#### [PROBLEM TO WORK ON]
Reproduce the data verbatim, from its very first line down through the line that contains "phone-3-end-label: дата доставки", with that line included.

#### [RECORDED INFORMATION]
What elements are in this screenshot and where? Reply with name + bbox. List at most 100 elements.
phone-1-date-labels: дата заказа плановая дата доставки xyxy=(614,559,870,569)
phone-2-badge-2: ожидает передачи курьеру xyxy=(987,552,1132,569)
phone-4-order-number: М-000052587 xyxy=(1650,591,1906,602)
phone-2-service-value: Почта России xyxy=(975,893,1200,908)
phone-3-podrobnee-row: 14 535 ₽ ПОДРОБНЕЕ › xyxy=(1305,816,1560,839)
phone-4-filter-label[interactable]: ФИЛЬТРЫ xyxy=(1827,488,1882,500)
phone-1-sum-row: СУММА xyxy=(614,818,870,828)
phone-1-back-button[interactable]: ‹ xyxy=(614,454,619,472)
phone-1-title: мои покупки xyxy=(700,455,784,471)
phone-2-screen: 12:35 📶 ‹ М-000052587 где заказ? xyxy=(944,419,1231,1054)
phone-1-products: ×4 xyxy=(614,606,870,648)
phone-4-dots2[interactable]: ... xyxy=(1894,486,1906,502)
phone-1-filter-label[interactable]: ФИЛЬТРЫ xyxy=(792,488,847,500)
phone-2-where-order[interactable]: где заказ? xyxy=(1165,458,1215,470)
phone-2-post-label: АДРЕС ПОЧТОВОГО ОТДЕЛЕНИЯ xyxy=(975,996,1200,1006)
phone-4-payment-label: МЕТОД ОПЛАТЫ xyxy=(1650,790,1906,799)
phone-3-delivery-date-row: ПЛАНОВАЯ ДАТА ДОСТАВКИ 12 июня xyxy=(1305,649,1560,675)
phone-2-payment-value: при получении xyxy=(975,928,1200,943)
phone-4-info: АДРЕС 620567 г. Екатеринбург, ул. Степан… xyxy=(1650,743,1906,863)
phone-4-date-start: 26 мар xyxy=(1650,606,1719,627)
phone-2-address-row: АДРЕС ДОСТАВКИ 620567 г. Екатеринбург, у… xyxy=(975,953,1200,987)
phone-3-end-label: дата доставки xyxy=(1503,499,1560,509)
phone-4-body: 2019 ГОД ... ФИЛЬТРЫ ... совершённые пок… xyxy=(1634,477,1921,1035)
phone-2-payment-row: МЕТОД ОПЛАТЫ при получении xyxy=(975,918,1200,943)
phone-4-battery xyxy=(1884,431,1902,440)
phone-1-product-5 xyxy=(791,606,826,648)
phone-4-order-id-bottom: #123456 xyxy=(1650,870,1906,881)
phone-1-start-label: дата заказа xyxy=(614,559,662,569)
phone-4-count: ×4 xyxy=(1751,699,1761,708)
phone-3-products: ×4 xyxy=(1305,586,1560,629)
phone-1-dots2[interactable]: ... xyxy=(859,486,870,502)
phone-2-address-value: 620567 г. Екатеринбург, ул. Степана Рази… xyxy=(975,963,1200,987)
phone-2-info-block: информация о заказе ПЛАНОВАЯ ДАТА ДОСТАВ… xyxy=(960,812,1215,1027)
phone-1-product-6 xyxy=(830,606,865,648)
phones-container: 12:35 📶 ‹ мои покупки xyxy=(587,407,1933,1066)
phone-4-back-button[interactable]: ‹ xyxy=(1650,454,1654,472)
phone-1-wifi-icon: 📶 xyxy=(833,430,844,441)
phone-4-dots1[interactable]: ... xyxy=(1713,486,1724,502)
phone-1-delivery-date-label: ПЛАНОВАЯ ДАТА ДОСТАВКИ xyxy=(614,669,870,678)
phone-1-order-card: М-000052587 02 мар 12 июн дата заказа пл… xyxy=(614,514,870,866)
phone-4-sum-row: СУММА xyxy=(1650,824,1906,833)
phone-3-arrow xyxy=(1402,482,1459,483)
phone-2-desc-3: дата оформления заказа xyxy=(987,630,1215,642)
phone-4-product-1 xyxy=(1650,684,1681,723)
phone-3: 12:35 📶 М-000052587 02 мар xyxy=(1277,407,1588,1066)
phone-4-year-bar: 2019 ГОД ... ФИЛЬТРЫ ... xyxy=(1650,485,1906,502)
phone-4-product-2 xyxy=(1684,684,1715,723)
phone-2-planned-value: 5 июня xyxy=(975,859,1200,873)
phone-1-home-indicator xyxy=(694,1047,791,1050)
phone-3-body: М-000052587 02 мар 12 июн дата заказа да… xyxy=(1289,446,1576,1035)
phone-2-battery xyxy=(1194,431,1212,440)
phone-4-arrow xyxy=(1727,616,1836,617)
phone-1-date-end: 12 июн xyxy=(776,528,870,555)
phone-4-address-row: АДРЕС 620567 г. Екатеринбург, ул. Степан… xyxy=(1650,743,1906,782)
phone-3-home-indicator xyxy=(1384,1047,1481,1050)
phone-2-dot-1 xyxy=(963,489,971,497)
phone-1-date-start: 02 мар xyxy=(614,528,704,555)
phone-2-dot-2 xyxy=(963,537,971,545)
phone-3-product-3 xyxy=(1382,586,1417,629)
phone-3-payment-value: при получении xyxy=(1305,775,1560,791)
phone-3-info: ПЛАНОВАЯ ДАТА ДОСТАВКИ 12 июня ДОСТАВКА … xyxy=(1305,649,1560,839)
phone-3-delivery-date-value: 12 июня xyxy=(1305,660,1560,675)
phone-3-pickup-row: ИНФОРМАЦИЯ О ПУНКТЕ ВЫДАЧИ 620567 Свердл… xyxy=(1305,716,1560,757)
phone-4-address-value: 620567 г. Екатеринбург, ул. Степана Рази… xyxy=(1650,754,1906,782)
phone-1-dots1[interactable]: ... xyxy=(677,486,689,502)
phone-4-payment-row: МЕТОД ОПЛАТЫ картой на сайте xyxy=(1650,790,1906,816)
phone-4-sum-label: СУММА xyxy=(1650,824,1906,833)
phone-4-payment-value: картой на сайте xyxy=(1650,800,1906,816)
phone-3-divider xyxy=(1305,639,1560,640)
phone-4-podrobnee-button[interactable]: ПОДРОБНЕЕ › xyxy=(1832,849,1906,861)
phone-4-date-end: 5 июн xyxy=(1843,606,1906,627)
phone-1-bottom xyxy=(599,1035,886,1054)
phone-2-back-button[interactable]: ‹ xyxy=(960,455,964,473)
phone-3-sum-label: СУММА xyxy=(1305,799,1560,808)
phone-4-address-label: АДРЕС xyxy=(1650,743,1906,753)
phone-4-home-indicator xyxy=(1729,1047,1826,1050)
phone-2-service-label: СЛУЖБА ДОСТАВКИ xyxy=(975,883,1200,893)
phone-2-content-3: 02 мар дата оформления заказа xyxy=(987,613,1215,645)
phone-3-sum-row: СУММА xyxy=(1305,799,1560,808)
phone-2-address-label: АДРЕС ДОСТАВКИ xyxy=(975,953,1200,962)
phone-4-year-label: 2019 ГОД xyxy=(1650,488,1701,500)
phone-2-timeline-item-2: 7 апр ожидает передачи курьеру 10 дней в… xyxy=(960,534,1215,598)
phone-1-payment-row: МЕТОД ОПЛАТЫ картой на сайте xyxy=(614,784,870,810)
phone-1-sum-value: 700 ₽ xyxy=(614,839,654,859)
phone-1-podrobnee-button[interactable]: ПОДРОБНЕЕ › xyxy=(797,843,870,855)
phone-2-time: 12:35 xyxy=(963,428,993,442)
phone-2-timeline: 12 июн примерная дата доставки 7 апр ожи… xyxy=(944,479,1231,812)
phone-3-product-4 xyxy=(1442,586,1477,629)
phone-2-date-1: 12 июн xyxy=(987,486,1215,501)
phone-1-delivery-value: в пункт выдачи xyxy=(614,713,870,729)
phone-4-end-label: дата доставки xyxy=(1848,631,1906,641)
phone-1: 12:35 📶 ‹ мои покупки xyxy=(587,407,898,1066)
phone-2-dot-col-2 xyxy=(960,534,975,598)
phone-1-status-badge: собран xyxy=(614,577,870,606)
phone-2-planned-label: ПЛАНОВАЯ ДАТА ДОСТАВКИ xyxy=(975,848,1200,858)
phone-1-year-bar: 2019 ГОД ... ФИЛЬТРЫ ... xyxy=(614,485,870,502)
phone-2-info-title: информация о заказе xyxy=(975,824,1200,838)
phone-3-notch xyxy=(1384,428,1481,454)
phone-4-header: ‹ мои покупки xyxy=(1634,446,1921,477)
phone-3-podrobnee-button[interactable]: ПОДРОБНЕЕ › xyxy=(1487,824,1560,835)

#### [PROBLEM SOLUTION]
What elements are in this screenshot and where? Reply with name + bbox. List at most 100 elements.
phone-1-date-labels: дата заказа плановая дата доставки xyxy=(614,559,870,569)
phone-2-badge-2: ожидает передачи курьеру xyxy=(987,552,1132,569)
phone-4-order-number: М-000052587 xyxy=(1650,591,1906,602)
phone-2-service-value: Почта России xyxy=(975,893,1200,908)
phone-3-podrobnee-row: 14 535 ₽ ПОДРОБНЕЕ › xyxy=(1305,816,1560,839)
phone-4-filter-label[interactable]: ФИЛЬТРЫ xyxy=(1827,488,1882,500)
phone-1-sum-row: СУММА xyxy=(614,818,870,828)
phone-1-back-button[interactable]: ‹ xyxy=(614,454,619,472)
phone-1-title: мои покупки xyxy=(700,455,784,471)
phone-2-screen: 12:35 📶 ‹ М-000052587 где заказ? xyxy=(944,419,1231,1054)
phone-1-products: ×4 xyxy=(614,606,870,648)
phone-4-dots2[interactable]: ... xyxy=(1894,486,1906,502)
phone-1-filter-label[interactable]: ФИЛЬТРЫ xyxy=(792,488,847,500)
phone-2-where-order[interactable]: где заказ? xyxy=(1165,458,1215,470)
phone-2-post-label: АДРЕС ПОЧТОВОГО ОТДЕЛЕНИЯ xyxy=(975,996,1200,1006)
phone-4-payment-label: МЕТОД ОПЛАТЫ xyxy=(1650,790,1906,799)
phone-3-delivery-date-row: ПЛАНОВАЯ ДАТА ДОСТАВКИ 12 июня xyxy=(1305,649,1560,675)
phone-2-payment-value: при получении xyxy=(975,928,1200,943)
phone-4-info: АДРЕС 620567 г. Екатеринбург, ул. Степан… xyxy=(1650,743,1906,863)
phone-4-date-start: 26 мар xyxy=(1650,606,1719,627)
phone-2-address-row: АДРЕС ДОСТАВКИ 620567 г. Екатеринбург, у… xyxy=(975,953,1200,987)
phone-3-end-label: дата доставки xyxy=(1503,499,1560,509)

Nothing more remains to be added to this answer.